Your task: Going through the material below, please gather all lines with the word "在文中指出" in them.

Task inputs:
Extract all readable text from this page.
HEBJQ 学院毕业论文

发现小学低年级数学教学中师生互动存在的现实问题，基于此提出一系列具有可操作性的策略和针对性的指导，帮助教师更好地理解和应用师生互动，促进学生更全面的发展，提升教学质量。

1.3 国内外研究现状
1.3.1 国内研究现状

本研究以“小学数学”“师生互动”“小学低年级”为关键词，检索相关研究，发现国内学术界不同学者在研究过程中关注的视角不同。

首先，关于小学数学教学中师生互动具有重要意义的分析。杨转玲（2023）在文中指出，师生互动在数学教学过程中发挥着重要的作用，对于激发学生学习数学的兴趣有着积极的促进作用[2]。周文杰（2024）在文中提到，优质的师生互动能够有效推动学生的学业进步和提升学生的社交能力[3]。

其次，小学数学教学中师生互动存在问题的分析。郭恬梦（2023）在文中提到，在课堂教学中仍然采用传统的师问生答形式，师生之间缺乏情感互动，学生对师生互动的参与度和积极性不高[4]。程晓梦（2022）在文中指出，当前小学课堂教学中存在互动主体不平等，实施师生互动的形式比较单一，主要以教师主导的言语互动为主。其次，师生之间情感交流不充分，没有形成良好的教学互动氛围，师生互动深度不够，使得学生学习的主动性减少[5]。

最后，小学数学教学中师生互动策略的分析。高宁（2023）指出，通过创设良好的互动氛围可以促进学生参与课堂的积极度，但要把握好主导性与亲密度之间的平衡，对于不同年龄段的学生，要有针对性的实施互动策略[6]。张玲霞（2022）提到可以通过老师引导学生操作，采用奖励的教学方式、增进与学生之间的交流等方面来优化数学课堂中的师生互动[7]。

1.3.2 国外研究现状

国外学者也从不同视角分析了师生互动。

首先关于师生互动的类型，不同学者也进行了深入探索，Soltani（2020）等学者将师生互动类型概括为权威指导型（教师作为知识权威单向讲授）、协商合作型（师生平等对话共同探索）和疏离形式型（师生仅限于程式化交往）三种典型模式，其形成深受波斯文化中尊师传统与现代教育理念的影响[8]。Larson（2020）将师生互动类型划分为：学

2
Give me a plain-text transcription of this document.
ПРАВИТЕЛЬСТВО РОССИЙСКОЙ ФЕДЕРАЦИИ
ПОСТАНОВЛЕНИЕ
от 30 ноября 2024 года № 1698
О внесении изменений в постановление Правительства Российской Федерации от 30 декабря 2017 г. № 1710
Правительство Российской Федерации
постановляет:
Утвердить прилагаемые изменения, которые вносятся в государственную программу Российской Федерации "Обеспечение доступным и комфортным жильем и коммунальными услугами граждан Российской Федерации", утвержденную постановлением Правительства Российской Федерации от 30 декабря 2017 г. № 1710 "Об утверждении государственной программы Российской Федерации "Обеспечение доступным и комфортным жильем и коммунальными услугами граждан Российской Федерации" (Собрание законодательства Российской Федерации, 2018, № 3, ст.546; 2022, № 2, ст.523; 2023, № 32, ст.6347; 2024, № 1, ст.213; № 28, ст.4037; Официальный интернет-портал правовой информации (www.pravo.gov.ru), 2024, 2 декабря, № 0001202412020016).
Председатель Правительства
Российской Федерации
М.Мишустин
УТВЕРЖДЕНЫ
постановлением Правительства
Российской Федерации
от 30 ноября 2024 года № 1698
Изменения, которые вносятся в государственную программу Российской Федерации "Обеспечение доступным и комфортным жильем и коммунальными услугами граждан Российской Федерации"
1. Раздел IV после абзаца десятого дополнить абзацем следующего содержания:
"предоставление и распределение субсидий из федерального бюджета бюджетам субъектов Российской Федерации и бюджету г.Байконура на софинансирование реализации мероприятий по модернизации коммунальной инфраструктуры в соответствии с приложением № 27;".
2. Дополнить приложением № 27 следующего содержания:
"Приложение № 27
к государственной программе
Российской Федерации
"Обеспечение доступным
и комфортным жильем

Exercise solution:
首先，关于小学数学教学中师生互动具有重要意义的分析。杨转玲（2023）在文中指出，师生互动在数学教学过程中发挥着重要的作用，对于激发学生学习数学的兴趣有着积极的促进作用[2]。周文杰（2024）在文中提到，优质的师生互动能够有效推动学生的学业进步和提升学生的社交能力[3]。
其次，小学数学教学中师生互动存在问题的分析。郭恬梦（2023）在文中提到，在课堂教学中仍然采用传统的师问生答形式，师生之间缺乏情感互动，学生对师生互动的参与度和积极性不高[4]。程晓梦（2022）在文中指出，当前小学课堂教学中存在互动主体不平等，实施师生互动的形式比较单一，主要以教师主导的言语互动为主。其次，师生之间情感交流不充分，没有形成良好的教学互动氛围，师生互动深度不够，使得学生学习的主动性减少[5]。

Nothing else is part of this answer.